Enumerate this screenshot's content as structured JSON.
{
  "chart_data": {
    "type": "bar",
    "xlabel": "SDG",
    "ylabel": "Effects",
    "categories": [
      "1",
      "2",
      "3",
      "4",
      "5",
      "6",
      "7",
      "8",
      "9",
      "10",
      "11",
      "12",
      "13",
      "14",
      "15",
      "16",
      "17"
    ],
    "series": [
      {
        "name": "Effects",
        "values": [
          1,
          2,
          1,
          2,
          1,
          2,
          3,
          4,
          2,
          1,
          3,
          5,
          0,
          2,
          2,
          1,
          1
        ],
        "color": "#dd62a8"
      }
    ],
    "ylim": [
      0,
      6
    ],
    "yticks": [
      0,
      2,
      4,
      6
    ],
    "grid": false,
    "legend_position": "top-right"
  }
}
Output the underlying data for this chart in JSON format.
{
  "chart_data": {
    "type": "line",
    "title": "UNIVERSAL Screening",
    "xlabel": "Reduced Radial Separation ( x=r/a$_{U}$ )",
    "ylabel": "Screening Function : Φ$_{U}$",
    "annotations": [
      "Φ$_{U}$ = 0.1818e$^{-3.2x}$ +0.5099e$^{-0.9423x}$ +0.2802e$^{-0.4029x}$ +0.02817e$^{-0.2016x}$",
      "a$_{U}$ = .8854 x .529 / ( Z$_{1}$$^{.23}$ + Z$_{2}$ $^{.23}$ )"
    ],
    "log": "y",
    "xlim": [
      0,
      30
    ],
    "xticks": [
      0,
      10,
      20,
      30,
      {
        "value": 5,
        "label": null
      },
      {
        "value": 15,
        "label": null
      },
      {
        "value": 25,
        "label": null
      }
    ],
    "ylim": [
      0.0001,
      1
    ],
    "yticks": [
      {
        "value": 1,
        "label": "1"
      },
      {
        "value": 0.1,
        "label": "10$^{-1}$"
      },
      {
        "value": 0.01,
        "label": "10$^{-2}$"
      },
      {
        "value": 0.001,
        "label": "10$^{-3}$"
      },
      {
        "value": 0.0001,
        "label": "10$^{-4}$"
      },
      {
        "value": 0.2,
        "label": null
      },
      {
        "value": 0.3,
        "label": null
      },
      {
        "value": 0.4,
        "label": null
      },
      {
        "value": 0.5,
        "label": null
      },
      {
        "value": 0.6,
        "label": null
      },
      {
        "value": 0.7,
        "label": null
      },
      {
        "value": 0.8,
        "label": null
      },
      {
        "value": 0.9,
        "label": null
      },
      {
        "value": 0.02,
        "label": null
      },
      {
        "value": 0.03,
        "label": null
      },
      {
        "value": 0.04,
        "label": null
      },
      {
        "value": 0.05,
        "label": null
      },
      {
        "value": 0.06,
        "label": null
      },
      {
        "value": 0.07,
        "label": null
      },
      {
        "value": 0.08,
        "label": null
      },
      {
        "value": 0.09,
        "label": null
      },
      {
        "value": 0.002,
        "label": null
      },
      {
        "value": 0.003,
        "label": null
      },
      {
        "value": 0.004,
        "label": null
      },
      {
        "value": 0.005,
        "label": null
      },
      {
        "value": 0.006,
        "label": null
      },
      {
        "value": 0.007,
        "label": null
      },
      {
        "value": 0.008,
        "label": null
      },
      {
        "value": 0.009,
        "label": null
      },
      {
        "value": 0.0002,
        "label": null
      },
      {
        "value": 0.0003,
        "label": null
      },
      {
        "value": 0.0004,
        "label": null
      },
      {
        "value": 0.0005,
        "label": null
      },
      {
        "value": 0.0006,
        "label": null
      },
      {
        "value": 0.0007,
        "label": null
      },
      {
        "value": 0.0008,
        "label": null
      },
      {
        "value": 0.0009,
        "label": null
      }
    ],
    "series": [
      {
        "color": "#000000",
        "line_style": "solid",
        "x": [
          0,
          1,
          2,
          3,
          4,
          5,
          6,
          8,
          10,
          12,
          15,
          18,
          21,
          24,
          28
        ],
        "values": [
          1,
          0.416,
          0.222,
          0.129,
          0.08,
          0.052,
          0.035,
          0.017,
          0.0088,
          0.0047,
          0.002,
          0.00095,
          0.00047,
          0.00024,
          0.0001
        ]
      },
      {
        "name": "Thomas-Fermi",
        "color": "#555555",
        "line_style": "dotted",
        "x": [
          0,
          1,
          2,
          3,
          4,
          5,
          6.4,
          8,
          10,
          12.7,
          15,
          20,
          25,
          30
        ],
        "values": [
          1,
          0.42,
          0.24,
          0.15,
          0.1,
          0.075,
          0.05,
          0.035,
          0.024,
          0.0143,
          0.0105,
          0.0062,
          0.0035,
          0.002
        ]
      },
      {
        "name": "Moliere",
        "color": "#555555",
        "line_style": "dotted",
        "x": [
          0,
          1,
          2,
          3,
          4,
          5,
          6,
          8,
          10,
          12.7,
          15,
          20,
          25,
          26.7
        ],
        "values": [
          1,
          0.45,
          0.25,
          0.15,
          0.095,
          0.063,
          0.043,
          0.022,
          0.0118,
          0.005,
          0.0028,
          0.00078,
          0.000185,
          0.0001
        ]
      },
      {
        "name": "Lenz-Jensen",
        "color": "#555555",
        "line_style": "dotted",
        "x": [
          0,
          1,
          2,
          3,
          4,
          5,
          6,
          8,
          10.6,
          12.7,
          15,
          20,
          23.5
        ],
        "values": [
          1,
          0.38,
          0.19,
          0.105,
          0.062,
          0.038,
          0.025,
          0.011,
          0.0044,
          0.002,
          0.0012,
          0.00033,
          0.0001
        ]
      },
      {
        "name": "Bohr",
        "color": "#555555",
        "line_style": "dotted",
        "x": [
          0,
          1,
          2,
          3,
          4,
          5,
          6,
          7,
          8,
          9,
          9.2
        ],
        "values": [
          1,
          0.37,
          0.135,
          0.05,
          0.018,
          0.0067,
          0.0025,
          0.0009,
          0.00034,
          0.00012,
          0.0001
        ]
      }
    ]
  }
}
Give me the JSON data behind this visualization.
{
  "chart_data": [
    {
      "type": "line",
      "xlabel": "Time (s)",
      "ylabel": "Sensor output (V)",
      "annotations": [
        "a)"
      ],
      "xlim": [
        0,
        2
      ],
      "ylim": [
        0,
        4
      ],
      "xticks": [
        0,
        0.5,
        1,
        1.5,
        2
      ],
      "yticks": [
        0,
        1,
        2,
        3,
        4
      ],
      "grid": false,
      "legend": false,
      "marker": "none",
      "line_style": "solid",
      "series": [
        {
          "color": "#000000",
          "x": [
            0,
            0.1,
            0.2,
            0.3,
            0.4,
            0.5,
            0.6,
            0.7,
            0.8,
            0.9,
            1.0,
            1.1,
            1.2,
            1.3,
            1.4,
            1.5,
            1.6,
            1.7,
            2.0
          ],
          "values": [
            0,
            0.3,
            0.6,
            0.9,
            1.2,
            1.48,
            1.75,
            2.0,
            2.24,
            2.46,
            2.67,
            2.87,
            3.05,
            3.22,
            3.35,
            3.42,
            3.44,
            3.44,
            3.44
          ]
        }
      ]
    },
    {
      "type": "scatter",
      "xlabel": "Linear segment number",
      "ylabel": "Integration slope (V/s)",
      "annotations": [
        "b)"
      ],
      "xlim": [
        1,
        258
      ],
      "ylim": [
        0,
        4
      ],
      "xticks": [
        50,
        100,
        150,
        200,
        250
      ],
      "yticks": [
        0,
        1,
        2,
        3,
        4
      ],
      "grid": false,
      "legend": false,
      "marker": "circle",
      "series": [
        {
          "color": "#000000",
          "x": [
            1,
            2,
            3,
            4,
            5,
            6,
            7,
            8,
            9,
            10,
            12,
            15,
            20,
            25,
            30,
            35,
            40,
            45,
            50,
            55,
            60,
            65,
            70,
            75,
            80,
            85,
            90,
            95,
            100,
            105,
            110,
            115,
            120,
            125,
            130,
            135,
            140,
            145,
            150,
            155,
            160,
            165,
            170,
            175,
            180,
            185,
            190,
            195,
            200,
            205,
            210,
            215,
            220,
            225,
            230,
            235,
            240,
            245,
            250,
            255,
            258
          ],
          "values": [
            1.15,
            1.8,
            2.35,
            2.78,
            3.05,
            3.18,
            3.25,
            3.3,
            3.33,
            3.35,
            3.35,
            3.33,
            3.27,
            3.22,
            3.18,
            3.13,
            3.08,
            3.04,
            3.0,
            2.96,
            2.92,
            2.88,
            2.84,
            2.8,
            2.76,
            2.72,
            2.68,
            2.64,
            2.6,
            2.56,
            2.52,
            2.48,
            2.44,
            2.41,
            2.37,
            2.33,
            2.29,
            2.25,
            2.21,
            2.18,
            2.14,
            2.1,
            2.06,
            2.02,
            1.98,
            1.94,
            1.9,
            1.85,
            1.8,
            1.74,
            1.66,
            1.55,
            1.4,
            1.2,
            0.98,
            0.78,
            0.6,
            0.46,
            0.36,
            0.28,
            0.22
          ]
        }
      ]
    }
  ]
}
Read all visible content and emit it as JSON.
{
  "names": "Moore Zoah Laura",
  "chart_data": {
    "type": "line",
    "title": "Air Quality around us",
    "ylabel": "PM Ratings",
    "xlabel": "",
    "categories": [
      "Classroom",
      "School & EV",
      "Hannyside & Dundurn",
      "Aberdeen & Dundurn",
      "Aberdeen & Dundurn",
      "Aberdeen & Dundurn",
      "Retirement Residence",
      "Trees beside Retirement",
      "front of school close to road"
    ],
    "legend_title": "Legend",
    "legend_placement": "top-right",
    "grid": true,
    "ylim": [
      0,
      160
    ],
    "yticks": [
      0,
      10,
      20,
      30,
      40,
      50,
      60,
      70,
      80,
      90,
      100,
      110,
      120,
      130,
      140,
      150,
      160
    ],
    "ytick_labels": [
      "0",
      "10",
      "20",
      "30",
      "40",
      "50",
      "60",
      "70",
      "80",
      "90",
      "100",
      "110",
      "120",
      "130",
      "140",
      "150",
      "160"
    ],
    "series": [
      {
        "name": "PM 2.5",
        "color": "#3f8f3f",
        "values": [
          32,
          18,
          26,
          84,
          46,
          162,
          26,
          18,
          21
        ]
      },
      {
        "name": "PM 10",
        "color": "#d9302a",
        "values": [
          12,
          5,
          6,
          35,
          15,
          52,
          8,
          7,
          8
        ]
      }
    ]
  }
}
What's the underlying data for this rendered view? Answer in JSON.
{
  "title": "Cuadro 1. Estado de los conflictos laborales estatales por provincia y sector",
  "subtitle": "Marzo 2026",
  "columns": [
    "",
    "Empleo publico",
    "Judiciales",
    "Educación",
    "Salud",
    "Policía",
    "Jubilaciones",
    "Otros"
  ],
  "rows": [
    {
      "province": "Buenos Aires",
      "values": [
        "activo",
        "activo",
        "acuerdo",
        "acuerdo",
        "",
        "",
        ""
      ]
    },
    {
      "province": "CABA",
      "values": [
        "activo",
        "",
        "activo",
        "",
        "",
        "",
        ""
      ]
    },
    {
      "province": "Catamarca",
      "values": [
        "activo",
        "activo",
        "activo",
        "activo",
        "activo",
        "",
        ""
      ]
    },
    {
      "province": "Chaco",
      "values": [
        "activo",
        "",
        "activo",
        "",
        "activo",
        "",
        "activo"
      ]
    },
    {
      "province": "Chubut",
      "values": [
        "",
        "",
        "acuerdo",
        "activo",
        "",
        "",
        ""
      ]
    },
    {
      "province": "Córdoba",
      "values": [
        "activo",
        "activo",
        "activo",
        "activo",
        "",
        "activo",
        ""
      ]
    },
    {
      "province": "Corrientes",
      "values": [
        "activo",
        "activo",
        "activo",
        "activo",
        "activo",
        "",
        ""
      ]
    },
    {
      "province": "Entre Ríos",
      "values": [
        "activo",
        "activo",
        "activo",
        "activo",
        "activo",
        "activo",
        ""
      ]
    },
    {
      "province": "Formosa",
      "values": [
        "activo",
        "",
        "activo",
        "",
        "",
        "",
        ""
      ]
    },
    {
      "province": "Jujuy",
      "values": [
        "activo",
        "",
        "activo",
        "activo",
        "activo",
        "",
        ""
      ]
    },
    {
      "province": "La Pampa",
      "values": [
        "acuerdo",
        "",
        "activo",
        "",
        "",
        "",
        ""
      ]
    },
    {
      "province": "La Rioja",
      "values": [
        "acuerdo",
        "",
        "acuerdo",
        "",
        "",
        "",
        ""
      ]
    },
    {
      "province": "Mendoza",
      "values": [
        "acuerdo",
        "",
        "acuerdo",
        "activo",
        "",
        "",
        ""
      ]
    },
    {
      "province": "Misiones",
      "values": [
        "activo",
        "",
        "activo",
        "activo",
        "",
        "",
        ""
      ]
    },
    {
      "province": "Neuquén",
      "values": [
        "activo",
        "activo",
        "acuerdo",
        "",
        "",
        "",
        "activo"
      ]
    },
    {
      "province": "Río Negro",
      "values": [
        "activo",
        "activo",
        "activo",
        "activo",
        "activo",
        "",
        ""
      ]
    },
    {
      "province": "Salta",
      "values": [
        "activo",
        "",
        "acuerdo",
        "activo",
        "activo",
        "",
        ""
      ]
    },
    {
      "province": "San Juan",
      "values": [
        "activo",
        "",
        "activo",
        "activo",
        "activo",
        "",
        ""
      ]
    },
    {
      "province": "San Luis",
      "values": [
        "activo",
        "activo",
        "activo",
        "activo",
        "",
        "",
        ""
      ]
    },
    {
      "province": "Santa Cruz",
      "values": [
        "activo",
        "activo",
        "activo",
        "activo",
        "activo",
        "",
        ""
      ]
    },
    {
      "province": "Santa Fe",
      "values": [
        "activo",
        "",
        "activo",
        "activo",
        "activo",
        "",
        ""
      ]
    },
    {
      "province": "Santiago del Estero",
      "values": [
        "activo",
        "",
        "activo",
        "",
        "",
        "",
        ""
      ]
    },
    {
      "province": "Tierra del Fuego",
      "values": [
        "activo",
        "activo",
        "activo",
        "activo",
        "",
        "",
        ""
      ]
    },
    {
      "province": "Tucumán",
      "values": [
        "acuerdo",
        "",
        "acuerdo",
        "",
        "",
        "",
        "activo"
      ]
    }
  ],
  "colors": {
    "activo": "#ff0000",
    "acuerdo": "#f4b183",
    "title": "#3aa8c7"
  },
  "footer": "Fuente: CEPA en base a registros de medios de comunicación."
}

▬▬▬▬▬▬▬▬▬▬

Directions – Extract lines where the string "Retirement" occurs.

Result for this task –
      "Retirement Residence",
      "Trees beside Retirement",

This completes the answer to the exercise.